Work to complete
Write out every entry, unchanged. Skip any picture.
--- Start Supplied data ---
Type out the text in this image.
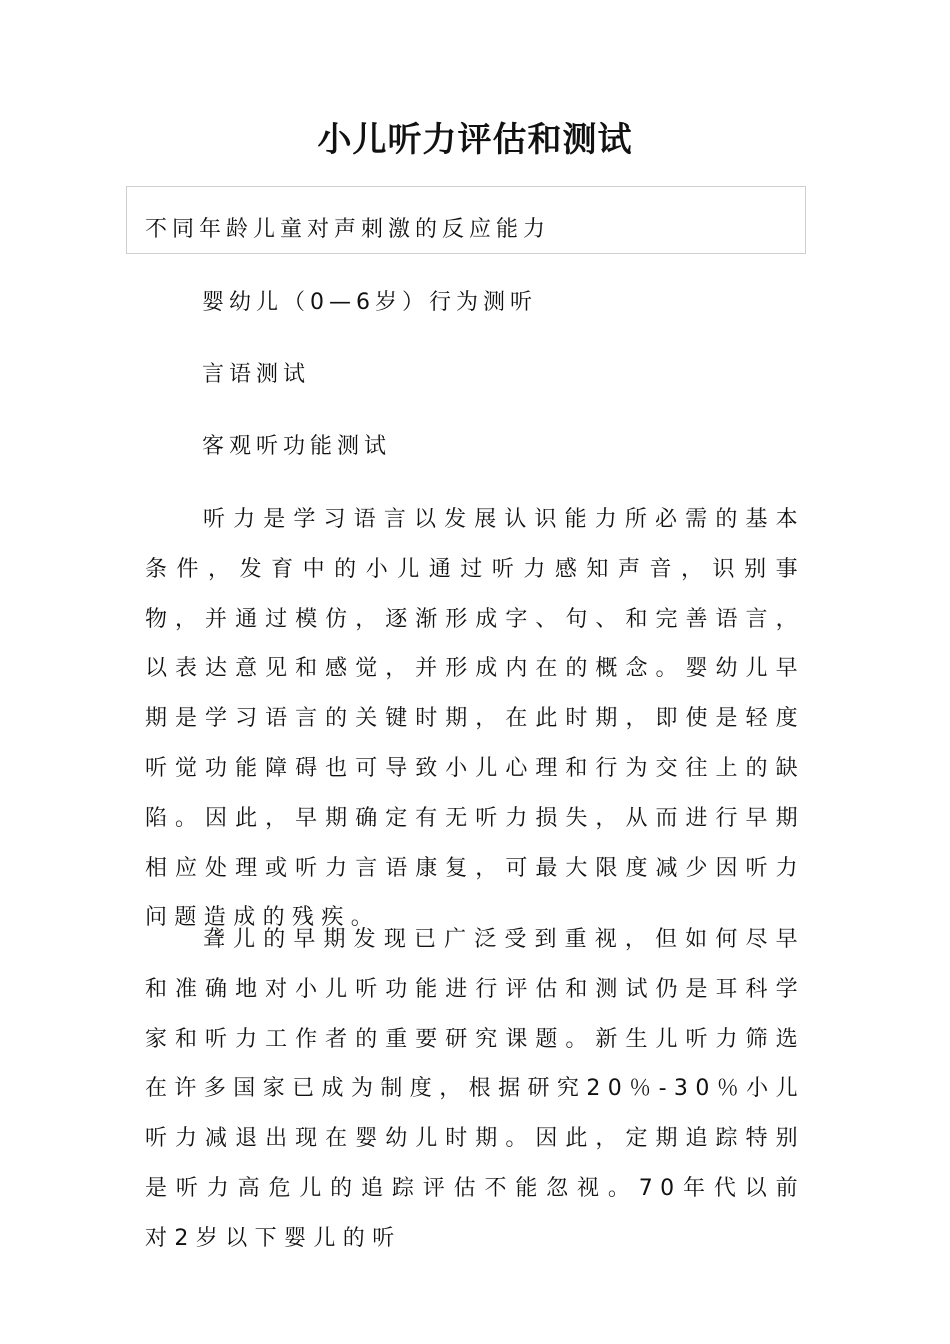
小儿听力评估和测试
不同年龄儿童对声刺激的反应能力
婴幼儿（0—6岁）行为测听
言语测试
客观听功能测试

听力是学习语言以发展认识能力所必需的基本条件，发育中的小儿通过听力感知声音，识别事物，并通过模仿，逐渐形成字、句、和完善语言，以表达意见和感觉，并形成内在的概念。婴幼儿早期是学习语言的关键时期，在此时期，即使是轻度听觉功能障碍也可导致小儿心理和行为交往上的缺陷。因此，早期确定有无听力损失，从而进行早期相应处理或听力言语康复，可最大限度减少因听力问题造成的残疾。

聋儿的早期发现已广泛受到重视，但如何尽早和准确地对小儿听功能进行评估和测试仍是耳科学家和听力工作者的重要研究课题。新生儿听力筛选在许多国家已成为制度，根据研究20％-30％小儿听力减退出现在婴幼儿时期。因此，定期追踪特别是听力高危儿的追踪评估不能忽视。70年代以前对2岁以下婴儿的听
--- End Supplied data ---
Worked answer
Type out the text in this image.
小儿听力评估和测试
不同年龄儿童对声刺激的反应能力
婴幼儿（0—6岁）行为测听
言语测试
客观听功能测试

听力是学习语言以发展认识能力所必需的基本条件，发育中的小儿通过听力感知声音，识别事物，并通过模仿，逐渐形成字、句、和完善语言，以表达意见和感觉，并形成内在的概念。婴幼儿早期是学习语言的关键时期，在此时期，即使是轻度听觉功能障碍也可导致小儿心理和行为交往上的缺陷。因此，早期确定有无听力损失，从而进行早期相应处理或听力言语康复，可最大限度减少因听力问题造成的残疾。

聋儿的早期发现已广泛受到重视，但如何尽早和准确地对小儿听功能进行评估和测试仍是耳科学家和听力工作者的重要研究课题。新生儿听力筛选在许多国家已成为制度，根据研究20％-30％小儿听力减退出现在婴幼儿时期。因此，定期追踪特别是听力高危儿的追踪评估不能忽视。70年代以前对2岁以下婴儿的听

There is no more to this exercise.